*Extracted information*:
[start]
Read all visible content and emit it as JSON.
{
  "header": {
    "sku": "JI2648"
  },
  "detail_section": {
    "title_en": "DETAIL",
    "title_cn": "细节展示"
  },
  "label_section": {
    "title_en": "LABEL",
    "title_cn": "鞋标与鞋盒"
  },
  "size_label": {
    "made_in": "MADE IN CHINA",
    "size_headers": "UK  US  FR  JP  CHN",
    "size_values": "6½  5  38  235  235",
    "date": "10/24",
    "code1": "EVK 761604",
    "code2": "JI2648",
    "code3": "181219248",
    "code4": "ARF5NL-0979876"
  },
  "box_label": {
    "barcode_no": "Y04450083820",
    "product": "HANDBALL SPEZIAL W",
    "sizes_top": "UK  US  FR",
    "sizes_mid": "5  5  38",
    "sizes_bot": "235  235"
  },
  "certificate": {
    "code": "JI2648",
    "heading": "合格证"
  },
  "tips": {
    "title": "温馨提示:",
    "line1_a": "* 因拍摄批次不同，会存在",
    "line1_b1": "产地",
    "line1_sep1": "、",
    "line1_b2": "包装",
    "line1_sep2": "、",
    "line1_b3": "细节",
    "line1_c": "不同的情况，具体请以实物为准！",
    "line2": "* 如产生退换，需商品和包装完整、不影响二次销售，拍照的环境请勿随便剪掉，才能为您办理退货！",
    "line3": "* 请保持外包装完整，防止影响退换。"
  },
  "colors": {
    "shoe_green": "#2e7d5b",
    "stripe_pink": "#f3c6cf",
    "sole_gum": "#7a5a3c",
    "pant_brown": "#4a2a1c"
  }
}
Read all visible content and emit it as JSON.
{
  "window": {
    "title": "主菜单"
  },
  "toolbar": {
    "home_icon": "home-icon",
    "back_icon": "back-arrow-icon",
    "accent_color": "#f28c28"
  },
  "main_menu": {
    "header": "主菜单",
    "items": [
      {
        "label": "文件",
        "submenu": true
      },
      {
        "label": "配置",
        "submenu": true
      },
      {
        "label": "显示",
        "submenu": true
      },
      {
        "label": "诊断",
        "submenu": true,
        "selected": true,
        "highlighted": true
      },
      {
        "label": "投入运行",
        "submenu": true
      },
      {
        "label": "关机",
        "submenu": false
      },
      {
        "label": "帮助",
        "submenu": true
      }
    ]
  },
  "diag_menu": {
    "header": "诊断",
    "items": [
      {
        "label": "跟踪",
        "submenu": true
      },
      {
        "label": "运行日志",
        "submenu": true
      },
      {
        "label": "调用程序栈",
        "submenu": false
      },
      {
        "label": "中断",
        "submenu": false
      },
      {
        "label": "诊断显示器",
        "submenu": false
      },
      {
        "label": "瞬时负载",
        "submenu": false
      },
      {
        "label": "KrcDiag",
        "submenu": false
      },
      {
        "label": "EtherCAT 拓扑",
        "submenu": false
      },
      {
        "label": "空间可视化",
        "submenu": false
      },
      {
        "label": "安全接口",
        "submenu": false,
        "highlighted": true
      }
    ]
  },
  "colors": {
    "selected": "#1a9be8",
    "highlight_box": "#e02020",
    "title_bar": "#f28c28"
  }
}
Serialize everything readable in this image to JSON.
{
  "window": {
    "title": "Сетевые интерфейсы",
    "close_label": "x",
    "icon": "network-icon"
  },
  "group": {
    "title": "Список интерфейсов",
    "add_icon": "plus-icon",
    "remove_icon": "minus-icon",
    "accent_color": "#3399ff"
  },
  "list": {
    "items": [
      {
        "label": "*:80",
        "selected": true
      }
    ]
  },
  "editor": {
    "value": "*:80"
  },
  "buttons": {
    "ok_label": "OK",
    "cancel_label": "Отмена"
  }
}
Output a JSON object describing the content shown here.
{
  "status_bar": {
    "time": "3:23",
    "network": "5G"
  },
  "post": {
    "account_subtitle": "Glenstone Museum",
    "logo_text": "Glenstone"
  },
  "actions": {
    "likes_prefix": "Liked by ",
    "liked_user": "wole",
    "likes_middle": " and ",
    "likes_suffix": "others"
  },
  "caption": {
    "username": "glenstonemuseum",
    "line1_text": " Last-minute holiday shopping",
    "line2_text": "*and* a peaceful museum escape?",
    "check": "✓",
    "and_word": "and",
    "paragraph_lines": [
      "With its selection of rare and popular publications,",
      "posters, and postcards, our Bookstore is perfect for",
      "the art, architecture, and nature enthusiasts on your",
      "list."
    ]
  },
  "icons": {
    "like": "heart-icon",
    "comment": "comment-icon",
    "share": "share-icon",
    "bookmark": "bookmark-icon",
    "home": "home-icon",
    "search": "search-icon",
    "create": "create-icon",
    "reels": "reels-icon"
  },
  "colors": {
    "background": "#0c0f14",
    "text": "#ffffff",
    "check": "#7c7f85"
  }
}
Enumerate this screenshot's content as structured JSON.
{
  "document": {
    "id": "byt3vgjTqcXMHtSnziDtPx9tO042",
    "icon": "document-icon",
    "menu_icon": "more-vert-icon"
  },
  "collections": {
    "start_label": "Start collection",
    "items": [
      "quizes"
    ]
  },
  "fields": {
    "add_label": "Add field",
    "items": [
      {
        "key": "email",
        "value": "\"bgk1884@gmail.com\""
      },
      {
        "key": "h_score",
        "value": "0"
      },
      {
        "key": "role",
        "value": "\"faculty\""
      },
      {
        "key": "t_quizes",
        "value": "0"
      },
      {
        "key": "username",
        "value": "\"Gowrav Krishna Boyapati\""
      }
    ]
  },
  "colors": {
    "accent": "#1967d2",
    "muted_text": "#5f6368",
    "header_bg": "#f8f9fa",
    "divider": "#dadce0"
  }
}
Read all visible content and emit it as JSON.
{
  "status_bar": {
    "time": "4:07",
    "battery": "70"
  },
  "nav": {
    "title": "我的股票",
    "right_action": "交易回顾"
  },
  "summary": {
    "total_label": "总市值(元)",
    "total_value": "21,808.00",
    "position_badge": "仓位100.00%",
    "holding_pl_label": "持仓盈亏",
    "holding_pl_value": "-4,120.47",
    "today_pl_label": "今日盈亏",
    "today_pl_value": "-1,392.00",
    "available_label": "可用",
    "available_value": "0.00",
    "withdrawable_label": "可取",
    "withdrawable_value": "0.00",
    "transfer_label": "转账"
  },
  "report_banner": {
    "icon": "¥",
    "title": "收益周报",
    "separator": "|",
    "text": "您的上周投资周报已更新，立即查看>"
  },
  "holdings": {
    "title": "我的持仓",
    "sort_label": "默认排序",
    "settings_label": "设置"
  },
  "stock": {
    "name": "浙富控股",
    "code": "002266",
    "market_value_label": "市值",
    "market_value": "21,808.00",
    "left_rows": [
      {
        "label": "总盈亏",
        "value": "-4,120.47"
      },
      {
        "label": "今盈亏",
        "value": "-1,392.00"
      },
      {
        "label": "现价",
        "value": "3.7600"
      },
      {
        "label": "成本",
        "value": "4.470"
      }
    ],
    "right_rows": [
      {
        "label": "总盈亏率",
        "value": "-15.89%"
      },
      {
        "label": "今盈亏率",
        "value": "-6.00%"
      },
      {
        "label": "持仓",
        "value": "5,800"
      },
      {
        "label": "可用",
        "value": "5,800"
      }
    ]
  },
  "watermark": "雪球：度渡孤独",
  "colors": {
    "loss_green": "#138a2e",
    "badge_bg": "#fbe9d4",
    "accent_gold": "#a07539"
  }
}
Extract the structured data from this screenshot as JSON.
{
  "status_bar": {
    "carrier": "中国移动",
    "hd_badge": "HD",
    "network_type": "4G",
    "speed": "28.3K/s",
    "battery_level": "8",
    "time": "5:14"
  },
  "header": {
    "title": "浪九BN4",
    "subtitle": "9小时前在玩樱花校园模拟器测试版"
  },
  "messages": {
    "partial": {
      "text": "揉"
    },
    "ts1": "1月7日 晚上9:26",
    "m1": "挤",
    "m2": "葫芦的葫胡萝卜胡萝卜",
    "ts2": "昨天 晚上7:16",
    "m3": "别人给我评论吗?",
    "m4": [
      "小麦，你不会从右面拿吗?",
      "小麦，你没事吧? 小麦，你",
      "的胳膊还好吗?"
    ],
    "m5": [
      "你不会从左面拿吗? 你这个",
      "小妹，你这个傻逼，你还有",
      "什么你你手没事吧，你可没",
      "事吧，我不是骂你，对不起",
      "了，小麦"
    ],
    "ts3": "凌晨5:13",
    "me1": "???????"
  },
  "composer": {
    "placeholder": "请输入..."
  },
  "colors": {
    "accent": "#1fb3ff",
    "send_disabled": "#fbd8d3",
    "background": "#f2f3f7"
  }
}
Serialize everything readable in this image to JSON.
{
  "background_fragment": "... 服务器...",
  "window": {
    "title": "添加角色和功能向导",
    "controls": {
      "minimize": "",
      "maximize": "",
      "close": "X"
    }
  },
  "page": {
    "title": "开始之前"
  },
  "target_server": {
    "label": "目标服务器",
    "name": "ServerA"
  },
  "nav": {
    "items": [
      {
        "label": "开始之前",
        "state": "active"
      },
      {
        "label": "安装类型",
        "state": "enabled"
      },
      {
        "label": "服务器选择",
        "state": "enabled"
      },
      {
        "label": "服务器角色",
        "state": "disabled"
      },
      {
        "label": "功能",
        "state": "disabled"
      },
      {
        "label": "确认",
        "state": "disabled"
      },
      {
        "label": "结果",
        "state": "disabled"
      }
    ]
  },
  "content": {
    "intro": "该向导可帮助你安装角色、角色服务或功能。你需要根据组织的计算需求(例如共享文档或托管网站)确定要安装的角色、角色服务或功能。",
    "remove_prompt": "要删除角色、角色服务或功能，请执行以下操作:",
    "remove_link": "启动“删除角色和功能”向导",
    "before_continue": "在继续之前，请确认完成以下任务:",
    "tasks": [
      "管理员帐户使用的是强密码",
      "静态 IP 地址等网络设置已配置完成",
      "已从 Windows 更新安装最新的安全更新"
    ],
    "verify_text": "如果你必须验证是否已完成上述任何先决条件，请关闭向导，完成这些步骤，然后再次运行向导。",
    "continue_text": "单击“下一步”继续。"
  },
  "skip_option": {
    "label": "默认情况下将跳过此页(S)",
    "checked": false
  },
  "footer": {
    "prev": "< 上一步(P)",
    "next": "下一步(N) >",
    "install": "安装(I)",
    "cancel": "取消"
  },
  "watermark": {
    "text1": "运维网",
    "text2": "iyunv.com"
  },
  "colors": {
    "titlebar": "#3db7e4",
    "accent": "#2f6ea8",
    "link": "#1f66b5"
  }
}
[end]
*Written request*:
Return every line of the preceding records in which the word "screenshot" appears.

*Exercise answer*:
Enumerate this screenshot's content as structured JSON.
Extract the structured data from this screenshot as JSON.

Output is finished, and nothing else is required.